- Recorded information:
* BEGIN *

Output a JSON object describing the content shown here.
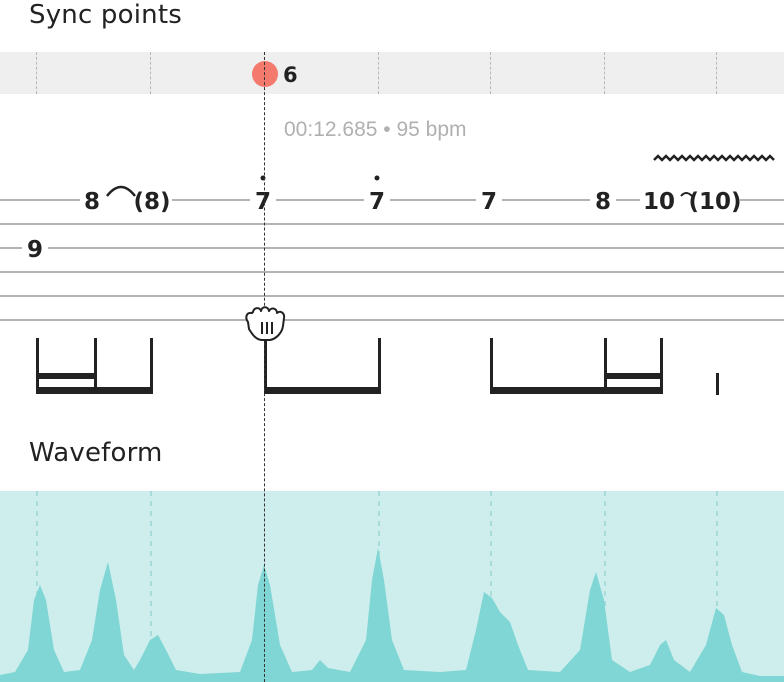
{
  "sync_section": {
    "title": "Sync points",
    "marker_label": "6",
    "time_readout": "00:12.685 • 95 bpm"
  },
  "tab": {
    "notes": [
      {
        "text": "8"
      },
      {
        "text": "(8)"
      },
      {
        "text": "7"
      },
      {
        "text": "7"
      },
      {
        "text": "7"
      },
      {
        "text": "8"
      },
      {
        "text": "10"
      },
      {
        "text": "(10)"
      },
      {
        "text": "9"
      }
    ]
  },
  "waveform_section": {
    "title": "Waveform"
  },
  "colors": {
    "sync_marker": "#f47a6e",
    "waveform_fill": "#7fd6d4",
    "waveform_background": "#cdeeed"
  },
  "icons": {
    "grab_cursor": "hand-grab-icon"
  }
}
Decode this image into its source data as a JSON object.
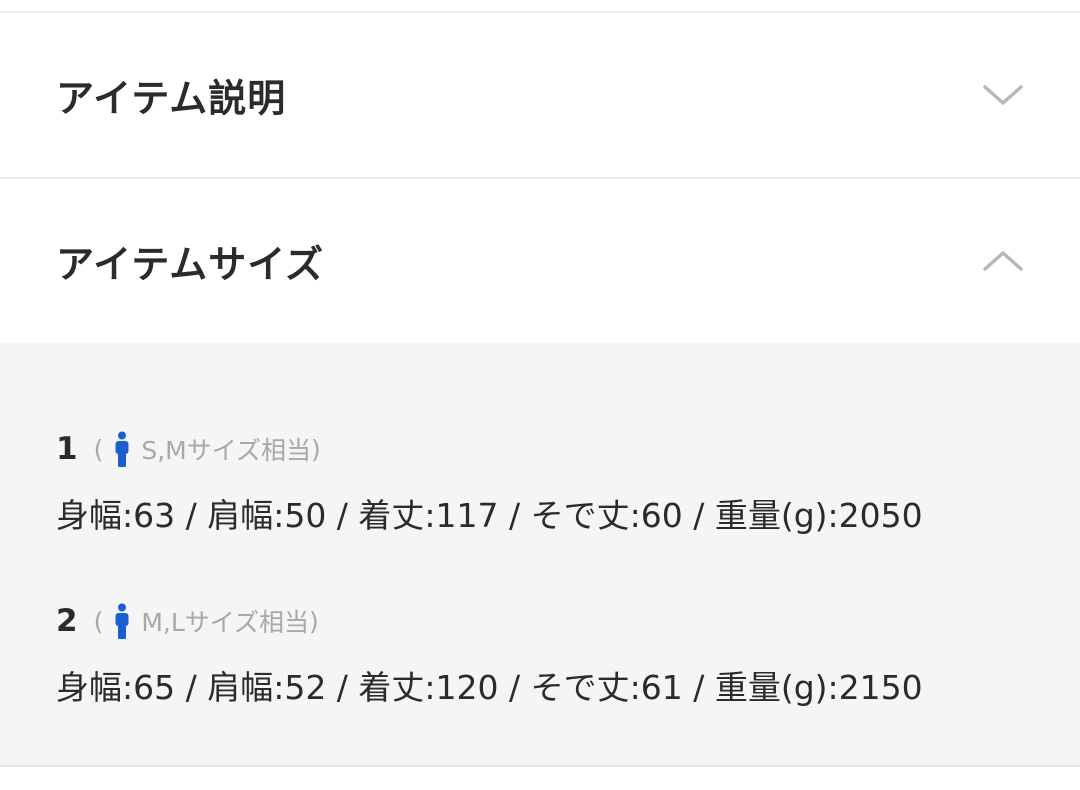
{
  "sections": {
    "description": {
      "title": "アイテム説明",
      "icon": "chevron-down-icon",
      "expanded": false
    },
    "size": {
      "title": "アイテムサイズ",
      "icon": "chevron-up-icon",
      "expanded": true
    }
  },
  "sizes": [
    {
      "number": "1",
      "open_paren": "(",
      "icon": "person-icon",
      "label": "S,Mサイズ相当",
      "close_paren": ")",
      "measurements": "身幅:63 / 肩幅:50 / 着丈:117 / そで丈:60 / 重量(g):2050"
    },
    {
      "number": "2",
      "open_paren": "(",
      "icon": "person-icon",
      "label": "M,Lサイズ相当",
      "close_paren": ")",
      "measurements": "身幅:65 / 肩幅:52 / 着丈:120 / そで丈:61 / 重量(g):2150"
    }
  ],
  "colors": {
    "person_icon": "#1a5fd1",
    "chevron": "#b8b8b8",
    "panel_bg": "#f5f5f5"
  }
}
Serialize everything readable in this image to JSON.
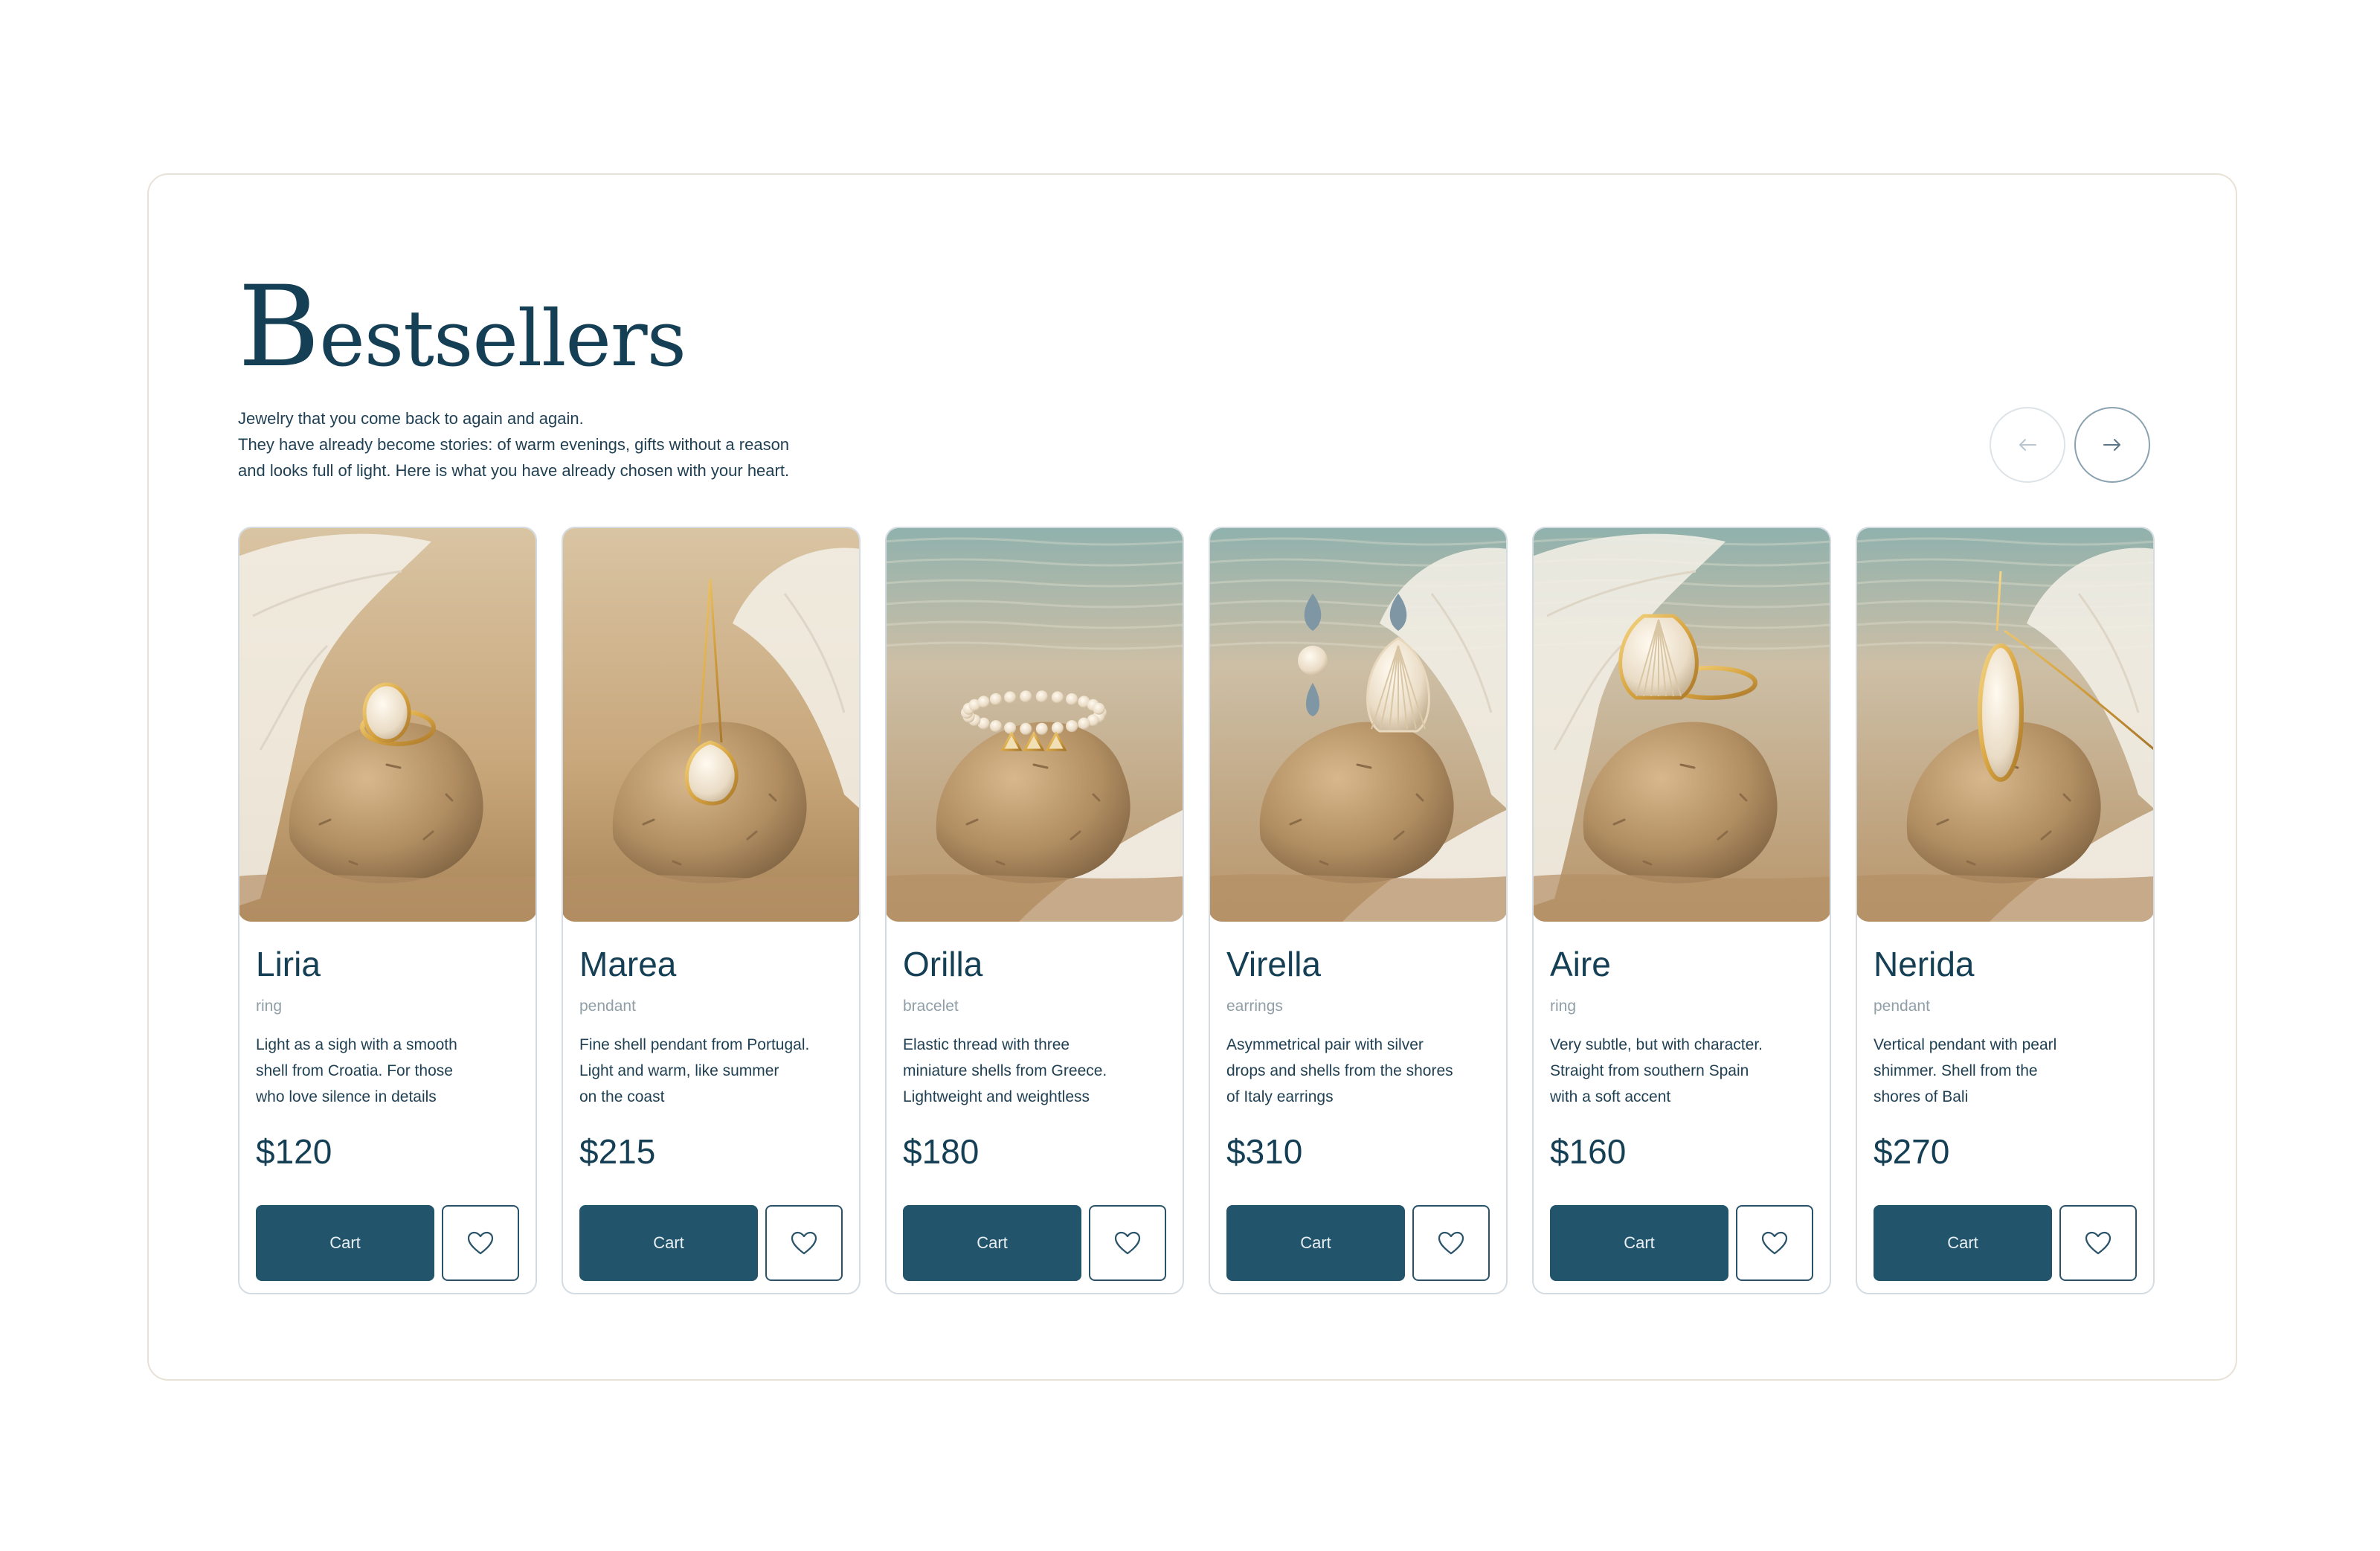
{
  "section": {
    "title_initial": "B",
    "title_rest": "estsellers",
    "subtitle_lines": [
      "Jewelry that you come back to again and again.",
      "They have already become stories: of warm evenings, gifts without a reason",
      "and looks full of light. Here is what you have already chosen with your heart."
    ]
  },
  "nav": {
    "prev_icon": "arrow-left-icon",
    "next_icon": "arrow-right-icon"
  },
  "products": [
    {
      "name": "Liria",
      "type": "ring",
      "desc_lines": [
        "Light as a sigh with a smooth",
        "shell from Croatia. For those",
        "who love silence in details"
      ],
      "price": "$120",
      "cart_label": "Cart",
      "jewel": "ring"
    },
    {
      "name": "Marea",
      "type": "pendant",
      "desc_lines": [
        "Fine shell pendant from Portugal.",
        "Light and warm, like summer",
        "on the coast"
      ],
      "price": "$215",
      "cart_label": "Cart",
      "jewel": "pendant"
    },
    {
      "name": "Orilla",
      "type": "bracelet",
      "desc_lines": [
        "Elastic thread with three",
        "miniature shells from Greece.",
        "Lightweight and weightless"
      ],
      "price": "$180",
      "cart_label": "Cart",
      "jewel": "bracelet"
    },
    {
      "name": "Virella",
      "type": "earrings",
      "desc_lines": [
        "Asymmetrical pair with silver",
        "drops and shells from the shores",
        "of Italy earrings"
      ],
      "price": "$310",
      "cart_label": "Cart",
      "jewel": "earrings"
    },
    {
      "name": "Aire",
      "type": "ring",
      "desc_lines": [
        "Very subtle, but with character.",
        "Straight from southern Spain",
        "with a soft accent"
      ],
      "price": "$160",
      "cart_label": "Cart",
      "jewel": "shell-ring"
    },
    {
      "name": "Nerida",
      "type": "pendant",
      "desc_lines": [
        "Vertical pendant with pearl",
        "shimmer. Shell from the",
        "shores of Bali"
      ],
      "price": "$270",
      "cart_label": "Cart",
      "jewel": "long-pendant"
    }
  ],
  "colors": {
    "accent": "#22546b",
    "text": "#153f55",
    "muted": "#8f9ea7",
    "border": "#d4dce2"
  }
}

* END *

- The problem: Report each line in the preceding entries that holds the string "shells".

- Answer to the problem:
        "miniature shells from Greece.",
        "drops and shells from the shores",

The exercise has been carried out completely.